Job: From the entries below, pull out each line where "frac" appears.

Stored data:
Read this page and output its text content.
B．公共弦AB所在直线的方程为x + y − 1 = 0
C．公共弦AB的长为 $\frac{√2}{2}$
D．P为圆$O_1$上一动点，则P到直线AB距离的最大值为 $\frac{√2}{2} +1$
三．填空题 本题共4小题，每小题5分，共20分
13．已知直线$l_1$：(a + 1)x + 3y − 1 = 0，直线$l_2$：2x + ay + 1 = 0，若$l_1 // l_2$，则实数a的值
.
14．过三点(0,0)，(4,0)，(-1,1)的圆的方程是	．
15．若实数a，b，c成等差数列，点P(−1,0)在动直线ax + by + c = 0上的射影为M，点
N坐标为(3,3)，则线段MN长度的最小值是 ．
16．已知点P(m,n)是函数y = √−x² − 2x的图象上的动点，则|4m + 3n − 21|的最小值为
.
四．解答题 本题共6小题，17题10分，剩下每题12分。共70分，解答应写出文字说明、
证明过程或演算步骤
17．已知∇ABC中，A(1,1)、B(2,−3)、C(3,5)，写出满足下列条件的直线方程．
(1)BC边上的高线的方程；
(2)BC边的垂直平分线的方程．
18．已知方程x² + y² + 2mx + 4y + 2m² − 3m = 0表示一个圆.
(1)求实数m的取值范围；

Full output:
C．公共弦AB的长为 $\frac{√2}{2}$
D．P为圆$O_1$上一动点，则P到直线AB距离的最大值为 $\frac{√2}{2} +1$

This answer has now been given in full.